INPUT RECORDS>
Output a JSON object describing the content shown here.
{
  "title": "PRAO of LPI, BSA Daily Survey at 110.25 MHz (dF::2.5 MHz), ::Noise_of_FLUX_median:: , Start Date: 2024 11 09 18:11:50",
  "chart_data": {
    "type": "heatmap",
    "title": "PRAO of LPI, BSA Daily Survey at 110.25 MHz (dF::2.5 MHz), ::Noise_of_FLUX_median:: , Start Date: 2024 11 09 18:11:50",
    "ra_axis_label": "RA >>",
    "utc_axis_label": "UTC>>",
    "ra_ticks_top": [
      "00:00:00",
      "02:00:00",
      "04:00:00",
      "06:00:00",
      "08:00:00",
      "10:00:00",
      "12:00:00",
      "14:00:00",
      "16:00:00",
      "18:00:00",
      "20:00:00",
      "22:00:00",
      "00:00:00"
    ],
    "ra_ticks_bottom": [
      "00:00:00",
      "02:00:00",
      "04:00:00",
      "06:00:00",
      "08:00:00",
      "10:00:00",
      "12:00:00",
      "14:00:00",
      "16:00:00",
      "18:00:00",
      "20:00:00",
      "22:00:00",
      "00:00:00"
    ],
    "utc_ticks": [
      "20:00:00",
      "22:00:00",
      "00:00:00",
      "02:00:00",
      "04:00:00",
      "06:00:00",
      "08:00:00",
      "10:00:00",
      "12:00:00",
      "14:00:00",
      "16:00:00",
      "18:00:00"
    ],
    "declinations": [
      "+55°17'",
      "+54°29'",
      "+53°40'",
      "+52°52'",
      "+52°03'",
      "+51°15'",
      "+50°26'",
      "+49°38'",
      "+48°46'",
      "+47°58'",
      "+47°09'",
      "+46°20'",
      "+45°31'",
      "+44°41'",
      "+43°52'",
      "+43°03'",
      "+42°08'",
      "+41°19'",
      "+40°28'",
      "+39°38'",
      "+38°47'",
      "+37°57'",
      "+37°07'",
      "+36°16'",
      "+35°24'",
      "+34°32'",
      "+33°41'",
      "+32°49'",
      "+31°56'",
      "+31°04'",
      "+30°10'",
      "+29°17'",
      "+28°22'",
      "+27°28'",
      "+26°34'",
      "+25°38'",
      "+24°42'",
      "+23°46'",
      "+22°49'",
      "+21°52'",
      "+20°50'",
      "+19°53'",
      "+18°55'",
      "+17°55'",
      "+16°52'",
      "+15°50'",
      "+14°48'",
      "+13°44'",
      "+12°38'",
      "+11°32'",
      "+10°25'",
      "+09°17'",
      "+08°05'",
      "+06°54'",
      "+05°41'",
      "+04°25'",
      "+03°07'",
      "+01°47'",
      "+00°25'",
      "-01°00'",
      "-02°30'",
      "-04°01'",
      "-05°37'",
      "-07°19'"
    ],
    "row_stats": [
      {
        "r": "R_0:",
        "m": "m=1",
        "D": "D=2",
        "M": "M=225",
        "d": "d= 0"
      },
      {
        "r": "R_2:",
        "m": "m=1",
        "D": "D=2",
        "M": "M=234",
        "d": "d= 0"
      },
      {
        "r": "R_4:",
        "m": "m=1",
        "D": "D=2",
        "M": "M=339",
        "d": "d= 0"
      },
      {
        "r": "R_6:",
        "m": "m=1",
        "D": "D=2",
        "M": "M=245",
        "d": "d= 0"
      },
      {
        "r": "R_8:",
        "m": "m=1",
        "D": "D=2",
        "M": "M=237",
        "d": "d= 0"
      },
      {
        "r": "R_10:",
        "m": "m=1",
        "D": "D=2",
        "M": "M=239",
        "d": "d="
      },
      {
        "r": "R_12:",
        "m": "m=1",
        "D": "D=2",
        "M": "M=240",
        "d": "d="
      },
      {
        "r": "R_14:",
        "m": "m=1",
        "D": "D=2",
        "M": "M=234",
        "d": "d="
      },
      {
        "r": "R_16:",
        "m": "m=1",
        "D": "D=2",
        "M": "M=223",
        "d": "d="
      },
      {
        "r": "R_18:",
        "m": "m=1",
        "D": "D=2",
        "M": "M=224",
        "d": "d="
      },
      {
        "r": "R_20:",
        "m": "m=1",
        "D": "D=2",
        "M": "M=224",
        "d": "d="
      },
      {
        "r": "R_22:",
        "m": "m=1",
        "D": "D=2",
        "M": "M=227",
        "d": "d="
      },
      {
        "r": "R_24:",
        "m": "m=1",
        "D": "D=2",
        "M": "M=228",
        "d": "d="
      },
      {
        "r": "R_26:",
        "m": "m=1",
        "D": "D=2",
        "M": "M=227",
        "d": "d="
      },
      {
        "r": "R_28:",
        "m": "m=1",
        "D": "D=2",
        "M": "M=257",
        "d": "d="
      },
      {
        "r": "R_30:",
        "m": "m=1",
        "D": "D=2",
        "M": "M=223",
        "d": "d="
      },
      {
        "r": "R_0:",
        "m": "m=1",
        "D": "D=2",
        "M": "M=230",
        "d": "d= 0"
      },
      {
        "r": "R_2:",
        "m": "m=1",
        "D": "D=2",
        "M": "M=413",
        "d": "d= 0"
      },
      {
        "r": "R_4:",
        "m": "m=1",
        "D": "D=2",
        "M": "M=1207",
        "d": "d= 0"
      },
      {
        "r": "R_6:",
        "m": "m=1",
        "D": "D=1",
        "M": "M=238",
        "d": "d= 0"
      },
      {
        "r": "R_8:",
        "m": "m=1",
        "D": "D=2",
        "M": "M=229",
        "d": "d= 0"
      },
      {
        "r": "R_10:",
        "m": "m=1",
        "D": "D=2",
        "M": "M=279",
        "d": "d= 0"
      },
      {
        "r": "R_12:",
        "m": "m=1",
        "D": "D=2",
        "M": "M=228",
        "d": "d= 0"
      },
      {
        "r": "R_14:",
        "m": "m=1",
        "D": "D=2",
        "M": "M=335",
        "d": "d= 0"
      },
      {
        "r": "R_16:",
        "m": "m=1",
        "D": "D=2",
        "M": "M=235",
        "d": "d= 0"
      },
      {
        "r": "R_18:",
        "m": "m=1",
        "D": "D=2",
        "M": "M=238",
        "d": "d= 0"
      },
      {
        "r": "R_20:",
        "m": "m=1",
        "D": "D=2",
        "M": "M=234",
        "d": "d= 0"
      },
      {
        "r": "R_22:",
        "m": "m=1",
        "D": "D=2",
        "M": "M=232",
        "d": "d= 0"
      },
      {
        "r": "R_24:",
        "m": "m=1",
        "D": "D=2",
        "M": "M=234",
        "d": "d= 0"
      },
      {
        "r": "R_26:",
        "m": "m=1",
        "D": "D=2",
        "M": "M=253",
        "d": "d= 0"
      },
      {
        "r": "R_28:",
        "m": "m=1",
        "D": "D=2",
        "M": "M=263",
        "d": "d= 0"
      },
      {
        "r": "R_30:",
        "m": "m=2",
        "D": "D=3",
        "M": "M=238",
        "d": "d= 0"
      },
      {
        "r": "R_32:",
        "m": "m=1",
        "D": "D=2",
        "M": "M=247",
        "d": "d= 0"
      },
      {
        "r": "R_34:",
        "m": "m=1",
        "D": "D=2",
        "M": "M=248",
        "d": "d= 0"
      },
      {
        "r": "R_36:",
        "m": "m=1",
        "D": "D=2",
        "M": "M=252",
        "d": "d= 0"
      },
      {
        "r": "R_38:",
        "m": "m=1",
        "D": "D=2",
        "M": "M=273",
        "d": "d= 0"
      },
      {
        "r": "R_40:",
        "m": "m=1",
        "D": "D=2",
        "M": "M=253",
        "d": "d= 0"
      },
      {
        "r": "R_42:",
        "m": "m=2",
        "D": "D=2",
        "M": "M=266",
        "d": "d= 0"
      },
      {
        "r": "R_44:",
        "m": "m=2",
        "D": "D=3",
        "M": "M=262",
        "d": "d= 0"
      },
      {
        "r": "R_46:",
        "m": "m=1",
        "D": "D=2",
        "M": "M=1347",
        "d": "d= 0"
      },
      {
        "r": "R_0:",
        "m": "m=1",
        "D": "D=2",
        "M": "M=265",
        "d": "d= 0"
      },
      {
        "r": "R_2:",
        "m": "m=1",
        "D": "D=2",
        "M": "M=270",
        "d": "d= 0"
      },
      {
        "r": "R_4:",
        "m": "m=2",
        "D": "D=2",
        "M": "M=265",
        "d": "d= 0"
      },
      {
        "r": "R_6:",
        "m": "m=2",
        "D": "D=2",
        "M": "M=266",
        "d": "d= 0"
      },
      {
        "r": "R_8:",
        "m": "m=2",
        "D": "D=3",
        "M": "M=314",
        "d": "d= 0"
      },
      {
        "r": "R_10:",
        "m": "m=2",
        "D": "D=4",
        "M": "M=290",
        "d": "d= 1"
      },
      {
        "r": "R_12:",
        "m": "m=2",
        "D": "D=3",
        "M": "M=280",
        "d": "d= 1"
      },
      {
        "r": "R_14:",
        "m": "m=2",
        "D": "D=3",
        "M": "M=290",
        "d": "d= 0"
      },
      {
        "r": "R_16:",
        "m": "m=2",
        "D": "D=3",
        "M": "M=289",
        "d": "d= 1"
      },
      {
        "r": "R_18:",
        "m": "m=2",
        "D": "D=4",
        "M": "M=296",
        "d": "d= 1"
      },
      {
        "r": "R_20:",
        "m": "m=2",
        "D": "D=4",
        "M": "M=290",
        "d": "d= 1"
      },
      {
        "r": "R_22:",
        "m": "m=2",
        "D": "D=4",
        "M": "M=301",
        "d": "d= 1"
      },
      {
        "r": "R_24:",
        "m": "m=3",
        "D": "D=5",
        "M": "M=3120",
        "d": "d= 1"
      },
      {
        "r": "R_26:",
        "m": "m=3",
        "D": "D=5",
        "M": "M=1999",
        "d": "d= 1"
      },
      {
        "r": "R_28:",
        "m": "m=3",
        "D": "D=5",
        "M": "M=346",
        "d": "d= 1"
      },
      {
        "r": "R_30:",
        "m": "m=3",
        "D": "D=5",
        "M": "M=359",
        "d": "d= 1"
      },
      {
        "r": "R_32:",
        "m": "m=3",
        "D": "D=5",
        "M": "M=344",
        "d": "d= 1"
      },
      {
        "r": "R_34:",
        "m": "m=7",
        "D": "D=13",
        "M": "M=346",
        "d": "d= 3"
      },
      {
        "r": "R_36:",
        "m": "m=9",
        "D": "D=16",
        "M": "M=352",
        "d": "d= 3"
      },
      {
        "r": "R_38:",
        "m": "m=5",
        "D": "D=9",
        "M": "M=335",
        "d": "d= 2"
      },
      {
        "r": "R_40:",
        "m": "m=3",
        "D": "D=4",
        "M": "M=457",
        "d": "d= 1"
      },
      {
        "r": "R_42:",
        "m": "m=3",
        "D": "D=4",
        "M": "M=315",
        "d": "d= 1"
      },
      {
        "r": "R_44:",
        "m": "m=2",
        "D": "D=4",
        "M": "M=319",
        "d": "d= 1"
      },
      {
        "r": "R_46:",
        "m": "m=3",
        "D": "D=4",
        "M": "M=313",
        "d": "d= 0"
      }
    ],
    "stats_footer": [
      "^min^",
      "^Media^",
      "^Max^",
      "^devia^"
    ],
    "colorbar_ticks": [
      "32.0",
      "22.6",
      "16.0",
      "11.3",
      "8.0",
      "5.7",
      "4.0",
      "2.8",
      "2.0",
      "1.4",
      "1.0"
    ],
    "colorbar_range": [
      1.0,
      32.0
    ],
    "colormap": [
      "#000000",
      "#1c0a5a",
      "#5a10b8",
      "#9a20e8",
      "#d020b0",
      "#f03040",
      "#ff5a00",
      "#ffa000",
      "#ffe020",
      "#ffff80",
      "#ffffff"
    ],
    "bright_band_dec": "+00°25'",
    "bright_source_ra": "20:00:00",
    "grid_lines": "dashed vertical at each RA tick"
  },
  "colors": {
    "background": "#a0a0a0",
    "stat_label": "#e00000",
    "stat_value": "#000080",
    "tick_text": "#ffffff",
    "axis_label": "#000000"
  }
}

TASK GOAL>
Filter the records down to the lines that contain the string "Start", and copy those lines.

ANSWER TO THE TASK>
  "title": "PRAO of LPI, BSA Daily Survey at 110.25 MHz (dF::2.5 MHz), ::Noise_of_FLUX_median:: , Start Date: 2024 11 09 18:11:50",
    "title": "PRAO of LPI, BSA Daily Survey at 110.25 MHz (dF::2.5 MHz), ::Noise_of_FLUX_median:: , Start Date: 2024 11 09 18:11:50",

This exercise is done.